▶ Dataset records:
------------------------------
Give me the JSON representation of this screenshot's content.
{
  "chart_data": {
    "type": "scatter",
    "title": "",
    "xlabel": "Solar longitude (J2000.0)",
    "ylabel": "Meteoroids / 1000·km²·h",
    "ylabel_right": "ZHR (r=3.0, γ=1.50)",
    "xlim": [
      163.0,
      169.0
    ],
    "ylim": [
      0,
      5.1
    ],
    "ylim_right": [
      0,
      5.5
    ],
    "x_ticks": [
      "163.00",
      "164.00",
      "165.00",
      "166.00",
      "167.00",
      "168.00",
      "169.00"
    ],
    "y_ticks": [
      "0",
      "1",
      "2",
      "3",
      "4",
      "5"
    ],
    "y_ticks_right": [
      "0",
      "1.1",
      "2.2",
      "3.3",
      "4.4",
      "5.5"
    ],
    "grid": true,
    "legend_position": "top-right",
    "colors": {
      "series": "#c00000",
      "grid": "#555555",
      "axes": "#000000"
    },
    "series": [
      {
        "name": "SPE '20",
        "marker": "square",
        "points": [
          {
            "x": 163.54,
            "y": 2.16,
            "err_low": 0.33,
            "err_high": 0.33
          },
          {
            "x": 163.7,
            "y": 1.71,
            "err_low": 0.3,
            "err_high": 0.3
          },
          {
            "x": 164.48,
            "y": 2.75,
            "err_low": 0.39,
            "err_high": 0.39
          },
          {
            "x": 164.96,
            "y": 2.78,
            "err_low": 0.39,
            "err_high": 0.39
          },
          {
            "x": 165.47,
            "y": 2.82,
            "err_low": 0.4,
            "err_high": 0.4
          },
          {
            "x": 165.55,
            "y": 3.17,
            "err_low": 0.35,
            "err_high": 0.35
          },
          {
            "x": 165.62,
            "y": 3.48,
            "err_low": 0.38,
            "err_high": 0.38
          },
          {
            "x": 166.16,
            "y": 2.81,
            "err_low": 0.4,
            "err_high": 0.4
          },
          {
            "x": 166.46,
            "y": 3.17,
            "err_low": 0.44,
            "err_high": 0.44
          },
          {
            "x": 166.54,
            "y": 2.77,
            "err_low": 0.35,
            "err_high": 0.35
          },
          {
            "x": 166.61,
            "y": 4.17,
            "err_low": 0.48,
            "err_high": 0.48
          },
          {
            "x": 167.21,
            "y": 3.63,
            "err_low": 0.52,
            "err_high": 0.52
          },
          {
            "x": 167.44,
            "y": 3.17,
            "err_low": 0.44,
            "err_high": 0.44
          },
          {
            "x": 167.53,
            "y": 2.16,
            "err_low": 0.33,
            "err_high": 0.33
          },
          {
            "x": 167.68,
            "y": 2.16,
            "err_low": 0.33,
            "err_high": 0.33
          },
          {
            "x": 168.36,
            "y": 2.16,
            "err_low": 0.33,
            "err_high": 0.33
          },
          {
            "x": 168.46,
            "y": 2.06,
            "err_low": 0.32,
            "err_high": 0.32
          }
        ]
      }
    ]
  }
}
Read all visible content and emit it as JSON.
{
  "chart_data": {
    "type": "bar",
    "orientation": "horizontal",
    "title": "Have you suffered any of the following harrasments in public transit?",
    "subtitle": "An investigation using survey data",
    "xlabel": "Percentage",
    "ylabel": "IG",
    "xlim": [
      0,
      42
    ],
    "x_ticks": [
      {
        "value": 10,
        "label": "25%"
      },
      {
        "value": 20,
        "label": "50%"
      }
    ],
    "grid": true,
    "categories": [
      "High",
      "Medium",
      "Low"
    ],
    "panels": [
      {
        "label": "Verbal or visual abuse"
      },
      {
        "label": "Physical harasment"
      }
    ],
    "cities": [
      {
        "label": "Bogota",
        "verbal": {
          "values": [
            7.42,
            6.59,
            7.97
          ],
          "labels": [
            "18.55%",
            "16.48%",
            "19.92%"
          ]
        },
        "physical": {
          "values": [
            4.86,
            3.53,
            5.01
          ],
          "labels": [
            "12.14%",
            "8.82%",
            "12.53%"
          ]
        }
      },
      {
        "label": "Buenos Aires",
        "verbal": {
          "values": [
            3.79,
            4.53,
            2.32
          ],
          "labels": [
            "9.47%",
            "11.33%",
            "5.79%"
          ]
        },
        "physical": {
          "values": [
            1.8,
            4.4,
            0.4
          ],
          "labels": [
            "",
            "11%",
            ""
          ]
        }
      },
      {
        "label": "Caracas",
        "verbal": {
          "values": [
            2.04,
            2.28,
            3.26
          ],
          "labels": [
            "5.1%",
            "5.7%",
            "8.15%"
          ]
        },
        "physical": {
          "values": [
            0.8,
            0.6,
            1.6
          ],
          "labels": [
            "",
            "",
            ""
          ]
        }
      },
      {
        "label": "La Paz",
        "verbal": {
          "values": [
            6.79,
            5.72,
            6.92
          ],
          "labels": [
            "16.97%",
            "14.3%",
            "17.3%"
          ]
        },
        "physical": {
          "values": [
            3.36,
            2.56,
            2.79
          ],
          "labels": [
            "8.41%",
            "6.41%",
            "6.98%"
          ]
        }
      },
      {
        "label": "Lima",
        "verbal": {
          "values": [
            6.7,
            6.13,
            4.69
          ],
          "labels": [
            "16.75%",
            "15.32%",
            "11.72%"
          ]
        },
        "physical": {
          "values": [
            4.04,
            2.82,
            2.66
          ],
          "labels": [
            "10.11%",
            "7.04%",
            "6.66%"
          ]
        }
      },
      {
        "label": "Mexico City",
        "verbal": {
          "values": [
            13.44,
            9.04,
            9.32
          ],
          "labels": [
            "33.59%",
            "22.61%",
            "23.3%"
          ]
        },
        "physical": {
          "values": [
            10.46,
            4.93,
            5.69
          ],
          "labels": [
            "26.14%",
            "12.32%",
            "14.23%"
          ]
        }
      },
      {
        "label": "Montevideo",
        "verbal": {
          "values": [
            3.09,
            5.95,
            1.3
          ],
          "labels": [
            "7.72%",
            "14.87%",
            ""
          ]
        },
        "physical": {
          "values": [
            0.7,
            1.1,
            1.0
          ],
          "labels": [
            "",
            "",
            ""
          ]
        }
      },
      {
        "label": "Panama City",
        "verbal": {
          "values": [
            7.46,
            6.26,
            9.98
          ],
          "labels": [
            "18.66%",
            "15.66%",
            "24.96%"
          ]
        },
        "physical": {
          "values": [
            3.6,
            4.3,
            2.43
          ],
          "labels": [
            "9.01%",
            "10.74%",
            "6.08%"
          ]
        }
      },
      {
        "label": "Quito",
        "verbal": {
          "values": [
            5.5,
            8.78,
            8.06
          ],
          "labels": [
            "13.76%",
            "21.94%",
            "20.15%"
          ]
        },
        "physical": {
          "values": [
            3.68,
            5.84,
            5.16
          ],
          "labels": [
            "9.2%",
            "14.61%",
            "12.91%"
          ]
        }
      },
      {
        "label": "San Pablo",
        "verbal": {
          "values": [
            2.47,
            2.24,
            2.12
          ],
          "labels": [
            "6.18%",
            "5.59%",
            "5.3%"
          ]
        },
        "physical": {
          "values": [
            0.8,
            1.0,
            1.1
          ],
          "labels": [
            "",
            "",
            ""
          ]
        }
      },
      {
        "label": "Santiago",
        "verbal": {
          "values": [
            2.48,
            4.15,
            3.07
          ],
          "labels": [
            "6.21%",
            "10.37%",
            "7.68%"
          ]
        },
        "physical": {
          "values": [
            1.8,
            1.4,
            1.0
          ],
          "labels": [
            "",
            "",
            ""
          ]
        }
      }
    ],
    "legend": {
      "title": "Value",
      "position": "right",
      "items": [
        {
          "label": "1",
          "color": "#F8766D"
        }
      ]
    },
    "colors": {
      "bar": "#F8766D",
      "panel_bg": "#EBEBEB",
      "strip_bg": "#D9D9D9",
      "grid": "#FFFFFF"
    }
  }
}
------------------------------
▶ EXERCISE GOAL: Using the data above, repeat every line exactly.

▶ REPLY:
Give me the JSON representation of this screenshot's content.
{
  "chart_data": {
    "type": "scatter",
    "title": "",
    "xlabel": "Solar longitude (J2000.0)",
    "ylabel": "Meteoroids / 1000·km²·h",
    "ylabel_right": "ZHR (r=3.0, γ=1.50)",
    "xlim": [
      163.0,
      169.0
    ],
    "ylim": [
      0,
      5.1
    ],
    "ylim_right": [
      0,
      5.5
    ],
    "x_ticks": [
      "163.00",
      "164.00",
      "165.00",
      "166.00",
      "167.00",
      "168.00",
      "169.00"
    ],
    "y_ticks": [
      "0",
      "1",
      "2",
      "3",
      "4",
      "5"
    ],
    "y_ticks_right": [
      "0",
      "1.1",
      "2.2",
      "3.3",
      "4.4",
      "5.5"
    ],
    "grid": true,
    "legend_position": "top-right",
    "colors": {
      "series": "#c00000",
      "grid": "#555555",
      "axes": "#000000"
    },
    "series": [
      {
        "name": "SPE '20",
        "marker": "square",
        "points": [
          {
            "x": 163.54,
            "y": 2.16,
            "err_low": 0.33,
            "err_high": 0.33
          },
          {
            "x": 163.7,
            "y": 1.71,
            "err_low": 0.3,
            "err_high": 0.3
          },
          {
            "x": 164.48,
            "y": 2.75,
            "err_low": 0.39,
            "err_high": 0.39
          },
          {
            "x": 164.96,
            "y": 2.78,
            "err_low": 0.39,
            "err_high": 0.39
          },
          {
            "x": 165.47,
            "y": 2.82,
            "err_low": 0.4,
            "err_high": 0.4
          },
          {
            "x": 165.55,
            "y": 3.17,
            "err_low": 0.35,
            "err_high": 0.35
          },
          {
            "x": 165.62,
            "y": 3.48,
            "err_low": 0.38,
            "err_high": 0.38
          },
          {
            "x": 166.16,
            "y": 2.81,
            "err_low": 0.4,
            "err_high": 0.4
          },
          {
            "x": 166.46,
            "y": 3.17,
            "err_low": 0.44,
            "err_high": 0.44
          },
          {
            "x": 166.54,
            "y": 2.77,
            "err_low": 0.35,
            "err_high": 0.35
          },
          {
            "x": 166.61,
            "y": 4.17,
            "err_low": 0.48,
            "err_high": 0.48
          },
          {
            "x": 167.21,
            "y": 3.63,
            "err_low": 0.52,
            "err_high": 0.52
          },
          {
            "x": 167.44,
            "y": 3.17,
            "err_low": 0.44,
            "err_high": 0.44
          },
          {
            "x": 167.53,
            "y": 2.16,
            "err_low": 0.33,
            "err_high": 0.33
          },
          {
            "x": 167.68,
            "y": 2.16,
            "err_low": 0.33,
            "err_high": 0.33
          },
          {
            "x": 168.36,
            "y": 2.16,
            "err_low": 0.33,
            "err_high": 0.33
          },
          {
            "x": 168.46,
            "y": 2.06,
            "err_low": 0.32,
            "err_high": 0.32
          }
        ]
      }
    ]
  }
}
Read all visible content and emit it as JSON.
{
  "chart_data": {
    "type": "bar",
    "orientation": "horizontal",
    "title": "Have you suffered any of the following harrasments in public transit?",
    "subtitle": "An investigation using survey data",
    "xlabel": "Percentage",
    "ylabel": "IG",
    "xlim": [
      0,
      42
    ],
    "x_ticks": [
      {
        "value": 10,
        "label": "25%"
      },
      {
        "value": 20,
        "label": "50%"
      }
    ],
    "grid": true,
    "categories": [
      "High",
      "Medium",
      "Low"
    ],
    "panels": [
      {
        "label": "Verbal or visual abuse"
      },
      {
        "label": "Physical harasment"
      }
    ],
    "cities": [
      {
        "label": "Bogota",
        "verbal": {
          "values": [
            7.42,
            6.59,
            7.97
          ],
          "labels": [
            "18.55%",
            "16.48%",
            "19.92%"
          ]
        },
        "physical": {
          "values": [
            4.86,
            3.53,
            5.01
          ],
          "labels": [
            "12.14%",
            "8.82%",
            "12.53%"
          ]
        }
      },
      {
        "label": "Buenos Aires",
        "verbal": {
          "values": [
            3.79,
            4.53,
            2.32
          ],
          "labels": [
            "9.47%",
            "11.33%",
            "5.79%"
          ]
        },
        "physical": {
          "values": [
            1.8,
            4.4,
            0.4
          ],
          "labels": [
            "",
            "11%",
            ""
          ]
        }
      },
      {
        "label": "Caracas",
        "verbal": {
          "values": [
            2.04,
            2.28,
            3.26
          ],
          "labels": [
            "5.1%",
            "5.7%",
            "8.15%"
          ]
        },
        "physical": {
          "values": [
            0.8,
            0.6,
            1.6
          ],
          "labels": [
            "",
            "",
            ""
          ]
        }
      },
      {
        "label": "La Paz",
        "verbal": {
          "values": [
            6.79,
            5.72,
            6.92
          ],
          "labels": [
            "16.97%",
            "14.3%",
            "17.3%"
          ]
        },
        "physical": {
          "values": [
            3.36,
            2.56,
            2.79
          ],
          "labels": [
            "8.41%",
            "6.41%",
            "6.98%"
          ]
        }
      },
      {
        "label": "Lima",
        "verbal": {
          "values": [
            6.7,
            6.13,
            4.69
          ],
          "labels": [
            "16.75%",
            "15.32%",
            "11.72%"
          ]
        },
        "physical": {
          "values": [
            4.04,
            2.82,
            2.66
          ],
          "labels": [
            "10.11%",
            "7.04%",
            "6.66%"
          ]
        }
      },
      {
        "label": "Mexico City",
        "verbal": {
          "values": [
            13.44,
            9.04,
            9.32
          ],
          "labels": [
            "33.59%",
            "22.61%",
            "23.3%"
          ]
        },
        "physical": {
          "values": [
            10.46,
            4.93,
            5.69
          ],
          "labels": [
            "26.14%",
            "12.32%",
            "14.23%"
          ]
        }
      },
      {
        "label": "Montevideo",
        "verbal": {
          "values": [
            3.09,
            5.95,
            1.3
          ],
          "labels": [
            "7.72%",
            "14.87%",
            ""
          ]
        },
        "physical": {
          "values": [
            0.7,
            1.1,
            1.0
          ],
          "labels": [
            "",
            "",
            ""
          ]
        }
      },
      {
        "label": "Panama City",
        "verbal": {
          "values": [
            7.46,
            6.26,
            9.98
          ],
          "labels": [
            "18.66%",
            "15.66%",
            "24.96%"
          ]
        },
        "physical": {
          "values": [
            3.6,
            4.3,
            2.43
          ],
          "labels": [
            "9.01%",
            "10.74%",
            "6.08%"
          ]
        }
      },
      {
        "label": "Quito",
        "verbal": {
          "values": [
            5.5,
            8.78,
            8.06
          ],
          "labels": [
            "13.76%",
            "21.94%",
            "20.15%"
          ]
        },
        "physical": {
          "values": [
            3.68,
            5.84,
            5.16
          ],
          "labels": [
            "9.2%",
            "14.61%",
            "12.91%"
          ]
        }
      },
      {
        "label": "San Pablo",
        "verbal": {
          "values": [
            2.47,
            2.24,
            2.12
          ],
          "labels": [
            "6.18%",
            "5.59%",
            "5.3%"
          ]
        },
        "physical": {
          "values": [
            0.8,
            1.0,
            1.1
          ],
          "labels": [
            "",
            "",
            ""
          ]
        }
      },
      {
        "label": "Santiago",
        "verbal": {
          "values": [
            2.48,
            4.15,
            3.07
          ],
          "labels": [
            "6.21%",
            "10.37%",
            "7.68%"
          ]
        },
        "physical": {
          "values": [
            1.8,
            1.4,
            1.0
          ],
          "labels": [
            "",
            "",
            ""
          ]
        }
      }
    ],
    "legend": {
      "title": "Value",
      "position": "right",
      "items": [
        {
          "label": "1",
          "color": "#F8766D"
        }
      ]
    },
    "colors": {
      "bar": "#F8766D",
      "panel_bg": "#EBEBEB",
      "strip_bg": "#D9D9D9",
      "grid": "#FFFFFF"
    }
  }
}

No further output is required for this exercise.